§ **What the task asks**: Copy all the entries below exactly, but not the pictures.

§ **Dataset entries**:
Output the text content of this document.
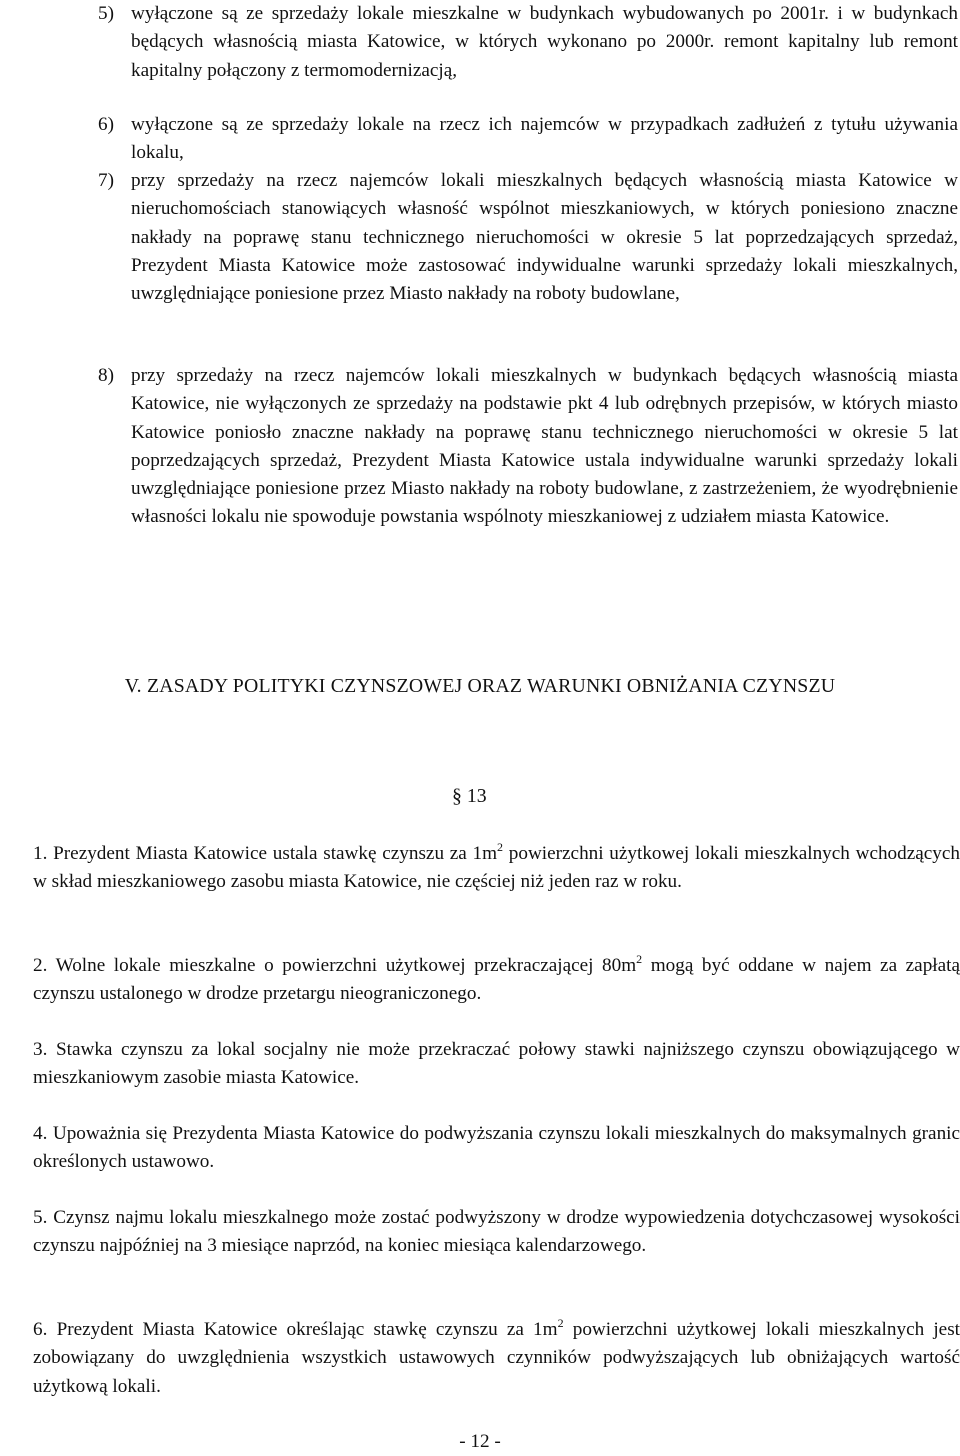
5) wyłączone są ze sprzedaży lokale mieszkalne w budynkach wybudowanych po 2001r. i w budynkach będących własnością miasta Katowice, w których wykonano po 2000r. remont kapitalny lub remont kapitalny połączony z termomodernizacją,
6) wyłączone są ze sprzedaży lokale na rzecz ich najemców w przypadkach zadłużeń z tytułu używania lokalu,
7) przy sprzedaży na rzecz najemców lokali mieszkalnych będących własnością miasta Katowice w nieruchomościach stanowiących własność wspólnot mieszkaniowych, w których poniesiono znaczne nakłady na poprawę stanu technicznego nieruchomości w okresie 5 lat poprzedzających sprzedaż, Prezydent Miasta Katowice może zastosować indywidualne warunki sprzedaży lokali mieszkalnych, uwzględniające poniesione przez Miasto nakłady na roboty budowlane,
8) przy sprzedaży na rzecz najemców lokali mieszkalnych w budynkach będących własnością miasta Katowice, nie wyłączonych ze sprzedaży na podstawie pkt 4 lub odrębnych przepisów, w których miasto Katowice poniosło znaczne nakłady na poprawę stanu technicznego nieruchomości w okresie 5 lat poprzedzających sprzedaż, Prezydent Miasta Katowice ustala indywidualne warunki sprzedaży lokali uwzględniające poniesione przez Miasto nakłady na roboty budowlane, z zastrzeżeniem, że wyodrębnienie własności lokalu nie spowoduje powstania wspólnoty mieszkaniowej z udziałem miasta Katowice.
V. ZASADY POLITYKI CZYNSZOWEJ ORAZ WARUNKI OBNIŻANIA CZYNSZU
§ 13
1. Prezydent Miasta Katowice ustala stawkę czynszu za $1m^2$ powierzchni użytkowej lokali mieszkalnych wchodzących w skład mieszkaniowego zasobu miasta Katowice, nie częściej niż jeden raz w roku.
2. Wolne lokale mieszkalne o powierzchni użytkowej przekraczającej $80m^2$ mogą być oddane w najem za zapłatą czynszu ustalonego w drodze przetargu nieograniczonego.
3. Stawka czynszu za lokal socjalny nie może przekraczać połowy stawki najniższego czynszu obowiązującego w mieszkaniowym zasobie miasta Katowice.
4. Upoważnia się Prezydenta Miasta Katowice do podwyższania czynszu lokali mieszkalnych do maksymalnych granic określonych ustawowo.
5. Czynsz najmu lokalu mieszkalnego może zostać podwyższony w drodze wypowiedzenia dotychczasowej wysokości czynszu najpóźniej na 3 miesiące naprzód, na koniec miesiąca kalendarzowego.
6. Prezydent Miasta Katowice określając stawkę czynszu za $1m^2$ powierzchni użytkowej lokali mieszkalnych jest zobowiązany do uwzględnienia wszystkich ustawowych czynników podwyższających lub obniżających wartość użytkową lokali.
- 12 -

§ **Result**:
Output the text content of this document.
5) wyłączone są ze sprzedaży lokale mieszkalne w budynkach wybudowanych po 2001r. i w budynkach będących własnością miasta Katowice, w których wykonano po 2000r. remont kapitalny lub remont kapitalny połączony z termomodernizacją,
6) wyłączone są ze sprzedaży lokale na rzecz ich najemców w przypadkach zadłużeń z tytułu używania lokalu,
7) przy sprzedaży na rzecz najemców lokali mieszkalnych będących własnością miasta Katowice w nieruchomościach stanowiących własność wspólnot mieszkaniowych, w których poniesiono znaczne nakłady na poprawę stanu technicznego nieruchomości w okresie 5 lat poprzedzających sprzedaż, Prezydent Miasta Katowice może zastosować indywidualne warunki sprzedaży lokali mieszkalnych, uwzględniające poniesione przez Miasto nakłady na roboty budowlane,
8) przy sprzedaży na rzecz najemców lokali mieszkalnych w budynkach będących własnością miasta Katowice, nie wyłączonych ze sprzedaży na podstawie pkt 4 lub odrębnych przepisów, w których miasto Katowice poniosło znaczne nakłady na poprawę stanu technicznego nieruchomości w okresie 5 lat poprzedzających sprzedaż, Prezydent Miasta Katowice ustala indywidualne warunki sprzedaży lokali uwzględniające poniesione przez Miasto nakłady na roboty budowlane, z zastrzeżeniem, że wyodrębnienie własności lokalu nie spowoduje powstania wspólnoty mieszkaniowej z udziałem miasta Katowice.
V. ZASADY POLITYKI CZYNSZOWEJ ORAZ WARUNKI OBNIŻANIA CZYNSZU
§ 13
1. Prezydent Miasta Katowice ustala stawkę czynszu za $1m^2$ powierzchni użytkowej lokali mieszkalnych wchodzących w skład mieszkaniowego zasobu miasta Katowice, nie częściej niż jeden raz w roku.
2. Wolne lokale mieszkalne o powierzchni użytkowej przekraczającej $80m^2$ mogą być oddane w najem za zapłatą czynszu ustalonego w drodze przetargu nieograniczonego.
3. Stawka czynszu za lokal socjalny nie może przekraczać połowy stawki najniższego czynszu obowiązującego w mieszkaniowym zasobie miasta Katowice.
4. Upoważnia się Prezydenta Miasta Katowice do podwyższania czynszu lokali mieszkalnych do maksymalnych granic określonych ustawowo.
5. Czynsz najmu lokalu mieszkalnego może zostać podwyższony w drodze wypowiedzenia dotychczasowej wysokości czynszu najpóźniej na 3 miesiące naprzód, na koniec miesiąca kalendarzowego.
6. Prezydent Miasta Katowice określając stawkę czynszu za $1m^2$ powierzchni użytkowej lokali mieszkalnych jest zobowiązany do uwzględnienia wszystkich ustawowych czynników podwyższających lub obniżających wartość użytkową lokali.
- 12 -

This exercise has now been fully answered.